### YOUR INSTRUCTIONS
Do not include the pictures; repeat the rest of the data exactly.

### TASK INPUTS
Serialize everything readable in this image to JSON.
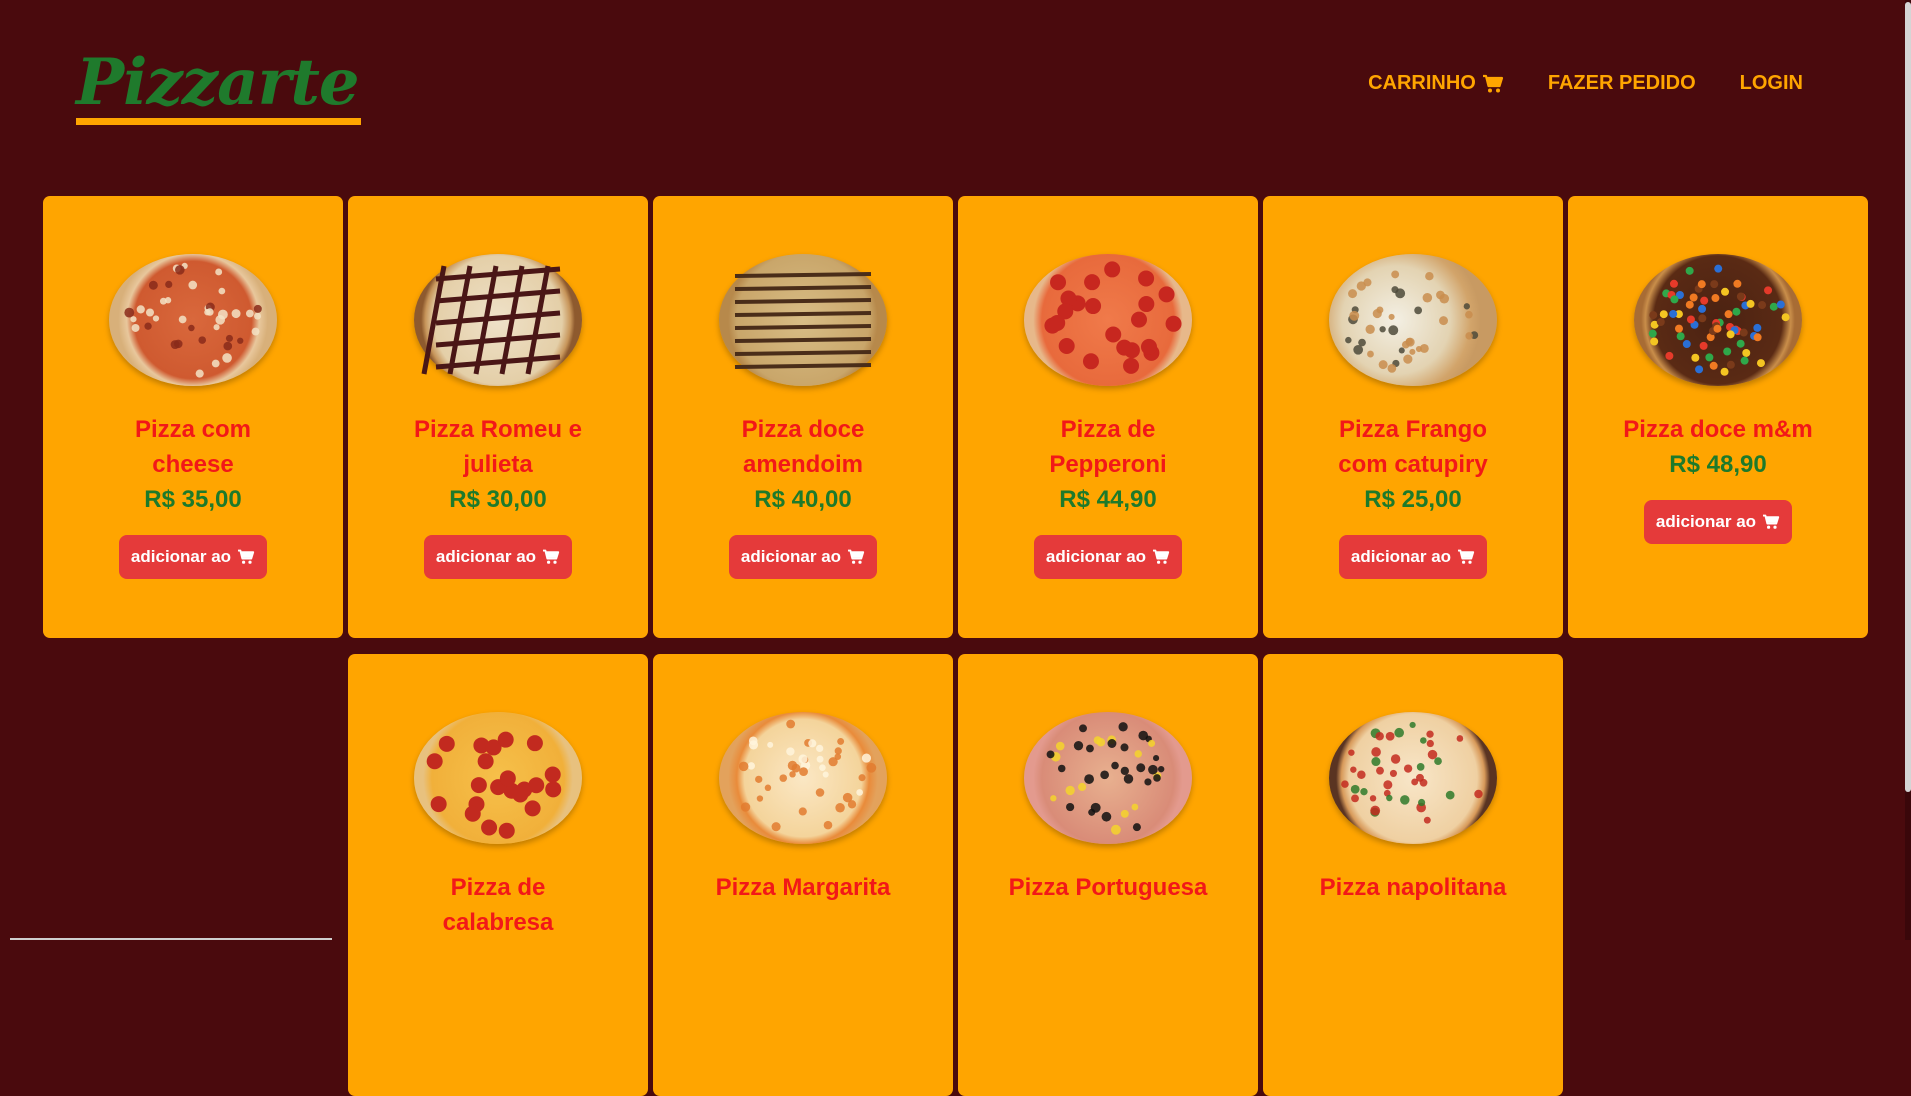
{
  "header": {
    "logo": "Pizzarte",
    "nav": [
      {
        "label": "CARRINHO",
        "icon": "cart-icon"
      },
      {
        "label": "FAZER PEDIDO"
      },
      {
        "label": "LOGIN"
      }
    ]
  },
  "add_button_label": "adicionar ao",
  "colors": {
    "background": "#4a0a0d",
    "card": "#ffa500",
    "name": "#f21818",
    "price": "#1d7a2b",
    "button": "#e53a3a",
    "logo": "#1f7a2c"
  },
  "products": [
    {
      "name": "Pizza com cheese",
      "price": "R$ 35,00",
      "style": "cheese"
    },
    {
      "name": "Pizza Romeu e julieta",
      "price": "R$ 30,00",
      "style": "romeu"
    },
    {
      "name": "Pizza doce amendoim",
      "price": "R$ 40,00",
      "style": "amendoim"
    },
    {
      "name": "Pizza de Pepperoni",
      "price": "R$ 44,90",
      "style": "pepperoni"
    },
    {
      "name": "Pizza Frango com catupiry",
      "price": "R$ 25,00",
      "style": "frango"
    },
    {
      "name": "Pizza doce m&m",
      "price": "R$ 48,90",
      "style": "mm"
    },
    {
      "name": "Pizza de calabresa",
      "price": "",
      "style": "calabresa"
    },
    {
      "name": "Pizza Margarita",
      "price": "",
      "style": "margarita"
    },
    {
      "name": "Pizza Portuguesa",
      "price": "",
      "style": "portuguesa"
    },
    {
      "name": "Pizza napolitana",
      "price": "",
      "style": "napolitana"
    }
  ]
}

### RESPONSE BELOW
Serialize everything readable in this image to JSON.
{
  "header": {
    "logo": "Pizzarte",
    "nav": [
      {
        "label": "CARRINHO",
        "icon": "cart-icon"
      },
      {
        "label": "FAZER PEDIDO"
      },
      {
        "label": "LOGIN"
      }
    ]
  },
  "add_button_label": "adicionar ao",
  "colors": {
    "background": "#4a0a0d",
    "card": "#ffa500",
    "name": "#f21818",
    "price": "#1d7a2b",
    "button": "#e53a3a",
    "logo": "#1f7a2c"
  },
  "products": [
    {
      "name": "Pizza com cheese",
      "price": "R$ 35,00",
      "style": "cheese"
    },
    {
      "name": "Pizza Romeu e julieta",
      "price": "R$ 30,00",
      "style": "romeu"
    },
    {
      "name": "Pizza doce amendoim",
      "price": "R$ 40,00",
      "style": "amendoim"
    },
    {
      "name": "Pizza de Pepperoni",
      "price": "R$ 44,90",
      "style": "pepperoni"
    },
    {
      "name": "Pizza Frango com catupiry",
      "price": "R$ 25,00",
      "style": "frango"
    },
    {
      "name": "Pizza doce m&m",
      "price": "R$ 48,90",
      "style": "mm"
    },
    {
      "name": "Pizza de calabresa",
      "price": "",
      "style": "calabresa"
    },
    {
      "name": "Pizza Margarita",
      "price": "",
      "style": "margarita"
    },
    {
      "name": "Pizza Portuguesa",
      "price": "",
      "style": "portuguesa"
    },
    {
      "name": "Pizza napolitana",
      "price": "",
      "style": "napolitana"
    }
  ]
}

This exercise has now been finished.